Saved entries:

— Start —

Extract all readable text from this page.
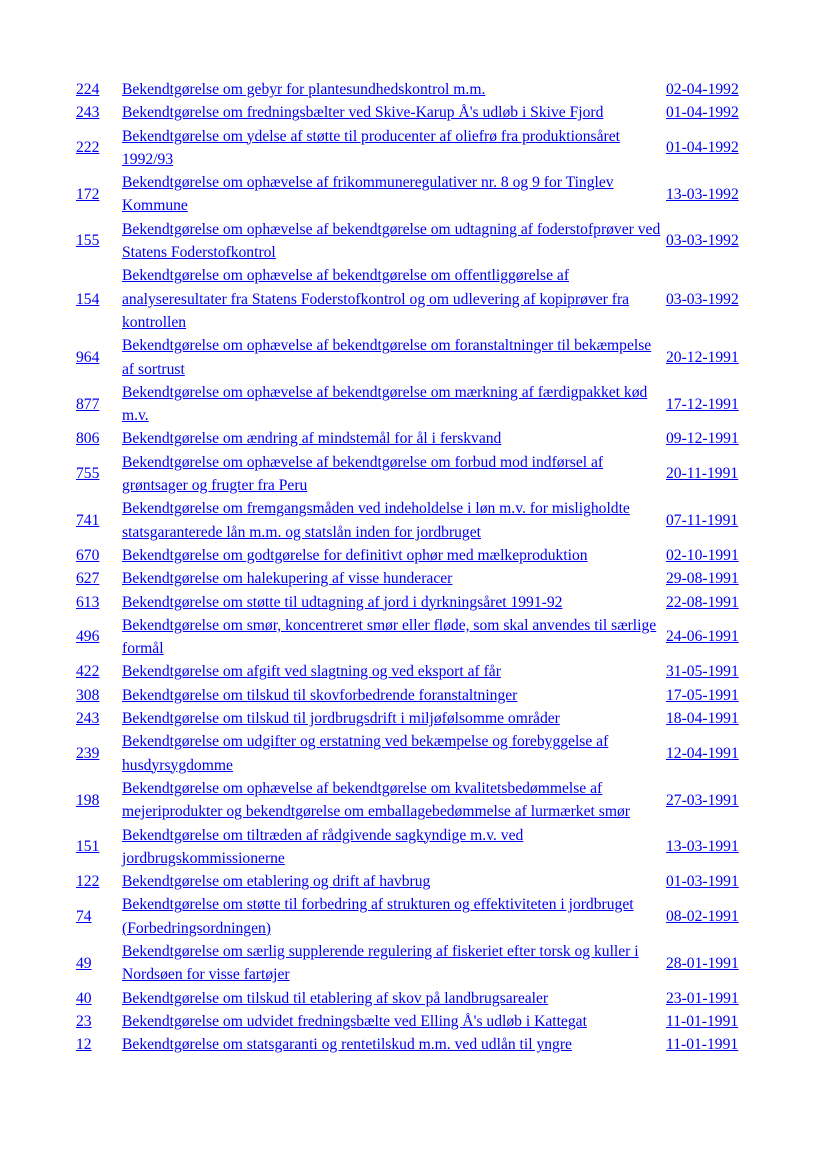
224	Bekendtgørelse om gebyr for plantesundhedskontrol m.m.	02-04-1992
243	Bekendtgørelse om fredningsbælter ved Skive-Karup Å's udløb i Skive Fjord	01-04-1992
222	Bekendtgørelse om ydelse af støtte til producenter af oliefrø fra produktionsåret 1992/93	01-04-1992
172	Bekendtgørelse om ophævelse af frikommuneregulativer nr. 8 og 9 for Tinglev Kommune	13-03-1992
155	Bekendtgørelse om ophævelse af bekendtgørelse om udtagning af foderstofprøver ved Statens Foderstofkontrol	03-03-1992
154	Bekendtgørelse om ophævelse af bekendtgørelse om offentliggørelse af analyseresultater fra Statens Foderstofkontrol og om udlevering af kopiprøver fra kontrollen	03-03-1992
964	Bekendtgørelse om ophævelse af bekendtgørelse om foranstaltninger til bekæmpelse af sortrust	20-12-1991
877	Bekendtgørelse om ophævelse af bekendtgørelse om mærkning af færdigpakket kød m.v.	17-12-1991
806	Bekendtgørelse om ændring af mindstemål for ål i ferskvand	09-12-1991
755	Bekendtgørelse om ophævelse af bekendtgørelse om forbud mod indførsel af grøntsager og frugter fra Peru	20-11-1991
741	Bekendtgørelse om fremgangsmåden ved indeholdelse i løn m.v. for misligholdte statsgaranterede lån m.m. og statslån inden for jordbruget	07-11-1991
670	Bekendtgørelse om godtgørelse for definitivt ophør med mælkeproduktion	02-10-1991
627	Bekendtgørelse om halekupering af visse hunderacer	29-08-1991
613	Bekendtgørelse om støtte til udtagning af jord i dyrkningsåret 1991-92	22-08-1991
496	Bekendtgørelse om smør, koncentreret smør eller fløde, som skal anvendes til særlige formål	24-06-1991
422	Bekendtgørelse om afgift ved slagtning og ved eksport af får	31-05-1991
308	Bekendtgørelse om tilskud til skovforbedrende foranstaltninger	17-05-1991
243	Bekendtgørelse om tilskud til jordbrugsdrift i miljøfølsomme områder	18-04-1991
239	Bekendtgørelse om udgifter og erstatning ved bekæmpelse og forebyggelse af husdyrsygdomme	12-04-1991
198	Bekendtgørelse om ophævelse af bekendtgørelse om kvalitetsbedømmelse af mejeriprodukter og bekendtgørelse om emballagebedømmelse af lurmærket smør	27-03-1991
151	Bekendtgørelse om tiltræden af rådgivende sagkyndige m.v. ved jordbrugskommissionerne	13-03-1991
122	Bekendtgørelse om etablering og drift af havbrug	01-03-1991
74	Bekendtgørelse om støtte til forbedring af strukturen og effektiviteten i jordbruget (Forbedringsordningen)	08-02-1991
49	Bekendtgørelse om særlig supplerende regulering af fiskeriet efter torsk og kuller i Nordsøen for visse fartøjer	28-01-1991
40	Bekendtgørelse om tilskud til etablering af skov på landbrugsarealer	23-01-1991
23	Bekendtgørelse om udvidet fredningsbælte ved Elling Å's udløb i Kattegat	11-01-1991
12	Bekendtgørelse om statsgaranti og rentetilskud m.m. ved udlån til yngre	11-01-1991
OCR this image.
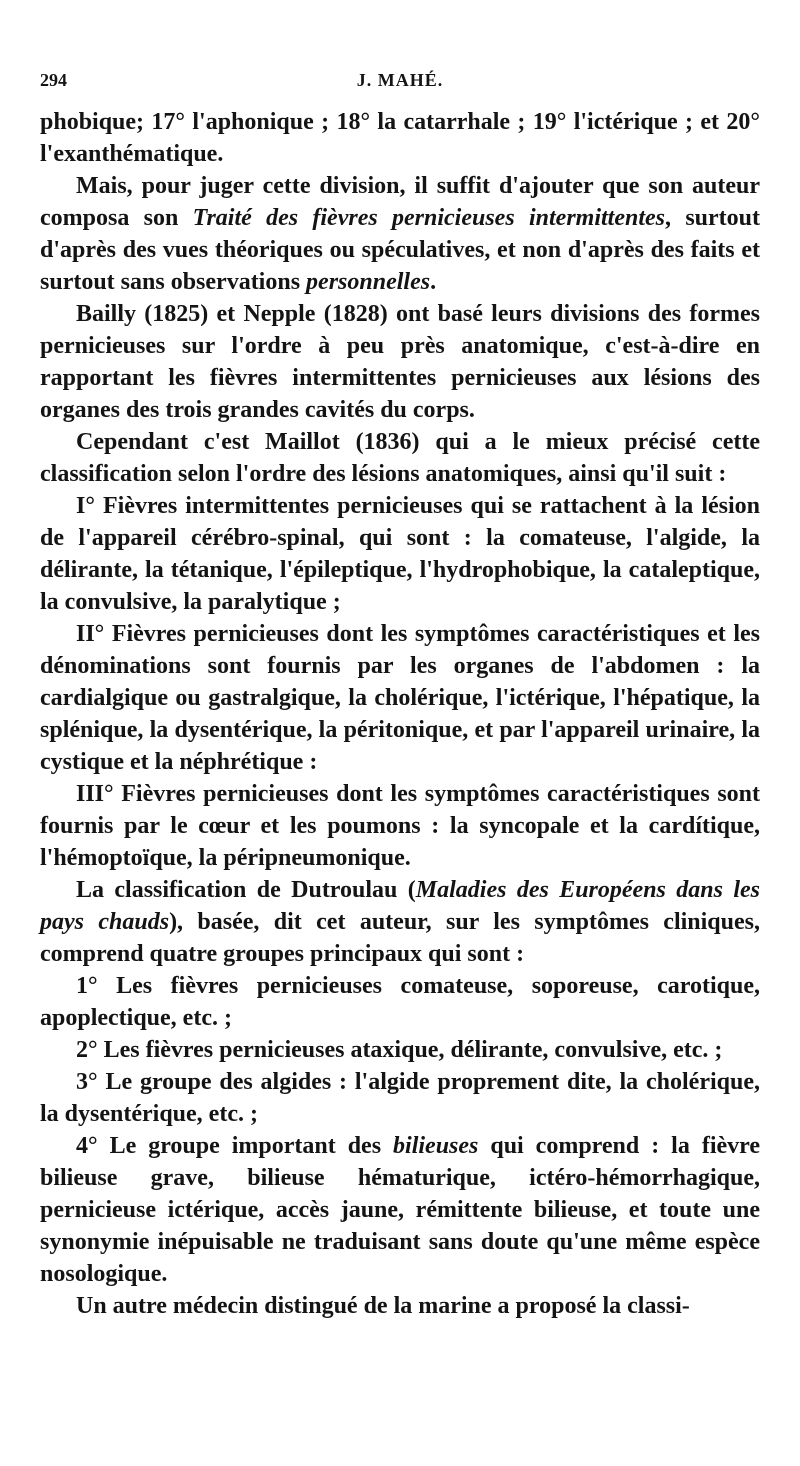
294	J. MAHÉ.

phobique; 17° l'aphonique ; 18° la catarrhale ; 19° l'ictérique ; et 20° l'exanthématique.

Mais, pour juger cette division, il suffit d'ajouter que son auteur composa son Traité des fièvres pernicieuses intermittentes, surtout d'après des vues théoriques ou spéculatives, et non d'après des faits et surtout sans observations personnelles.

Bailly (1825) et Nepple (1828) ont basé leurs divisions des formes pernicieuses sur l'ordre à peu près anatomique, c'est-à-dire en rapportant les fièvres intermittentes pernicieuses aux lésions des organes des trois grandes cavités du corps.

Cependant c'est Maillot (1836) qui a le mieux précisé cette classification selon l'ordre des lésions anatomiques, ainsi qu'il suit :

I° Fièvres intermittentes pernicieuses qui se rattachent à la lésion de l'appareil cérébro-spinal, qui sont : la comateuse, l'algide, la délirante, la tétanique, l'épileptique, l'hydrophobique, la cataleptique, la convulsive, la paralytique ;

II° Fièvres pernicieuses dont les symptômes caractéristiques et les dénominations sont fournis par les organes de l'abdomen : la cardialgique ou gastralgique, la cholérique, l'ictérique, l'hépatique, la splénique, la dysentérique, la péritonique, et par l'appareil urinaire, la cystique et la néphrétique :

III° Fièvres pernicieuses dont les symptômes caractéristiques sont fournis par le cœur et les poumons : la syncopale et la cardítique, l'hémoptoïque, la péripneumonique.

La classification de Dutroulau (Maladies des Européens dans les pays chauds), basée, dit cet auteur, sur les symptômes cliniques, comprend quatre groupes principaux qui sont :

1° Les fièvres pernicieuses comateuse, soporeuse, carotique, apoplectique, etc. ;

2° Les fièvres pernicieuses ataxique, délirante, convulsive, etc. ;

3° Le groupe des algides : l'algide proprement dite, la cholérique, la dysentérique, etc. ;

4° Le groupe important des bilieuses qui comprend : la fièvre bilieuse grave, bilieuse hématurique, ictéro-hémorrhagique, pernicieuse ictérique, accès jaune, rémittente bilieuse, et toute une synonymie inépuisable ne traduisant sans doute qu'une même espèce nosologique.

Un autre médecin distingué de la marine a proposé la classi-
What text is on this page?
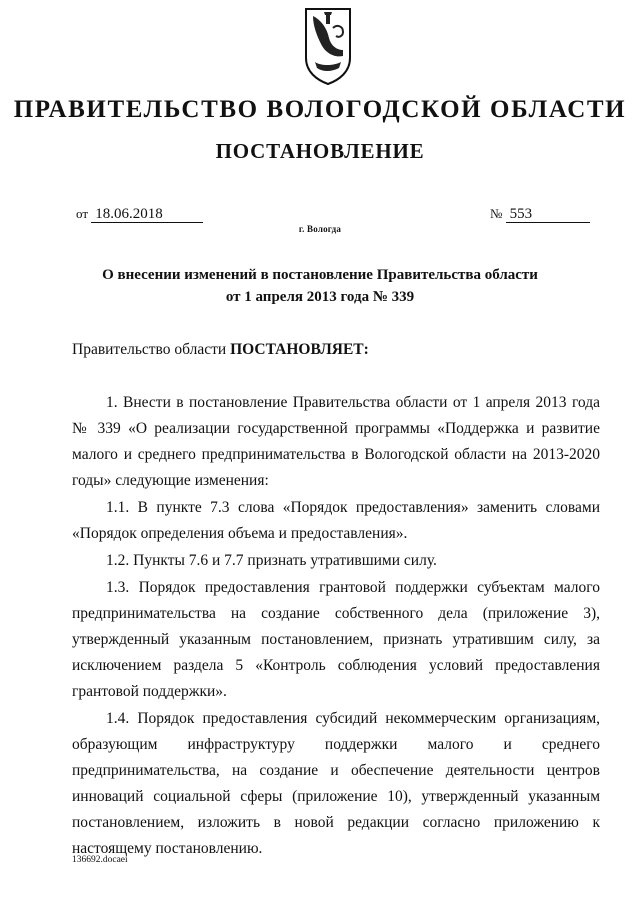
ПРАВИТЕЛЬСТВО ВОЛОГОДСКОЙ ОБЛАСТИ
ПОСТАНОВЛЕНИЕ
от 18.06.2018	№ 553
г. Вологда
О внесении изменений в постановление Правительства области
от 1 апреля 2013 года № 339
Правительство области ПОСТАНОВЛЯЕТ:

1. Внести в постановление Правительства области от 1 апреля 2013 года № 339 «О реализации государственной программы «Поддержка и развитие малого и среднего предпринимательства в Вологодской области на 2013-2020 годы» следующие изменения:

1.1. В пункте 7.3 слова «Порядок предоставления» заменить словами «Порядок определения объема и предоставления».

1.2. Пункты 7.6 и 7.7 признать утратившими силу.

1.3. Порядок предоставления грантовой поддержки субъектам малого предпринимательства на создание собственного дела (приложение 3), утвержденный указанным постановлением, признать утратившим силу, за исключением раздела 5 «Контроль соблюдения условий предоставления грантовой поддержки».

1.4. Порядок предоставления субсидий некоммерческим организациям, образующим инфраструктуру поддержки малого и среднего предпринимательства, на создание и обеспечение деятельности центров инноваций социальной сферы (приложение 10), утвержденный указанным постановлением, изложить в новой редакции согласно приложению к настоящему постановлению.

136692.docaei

— End —

» **Task goal**: Show every line that contains the word "délirante".

» **Solution for this task**:
I° Fièvres intermittentes pernicieuses qui se rattachent à la lésion de l'appareil cérébro-spinal, qui sont : la comateuse, l'algide, la délirante, la tétanique, l'épileptique, l'hydrophobique, la cataleptique, la convulsive, la paralytique ;
2° Les fièvres pernicieuses ataxique, délirante, convulsive, etc. ;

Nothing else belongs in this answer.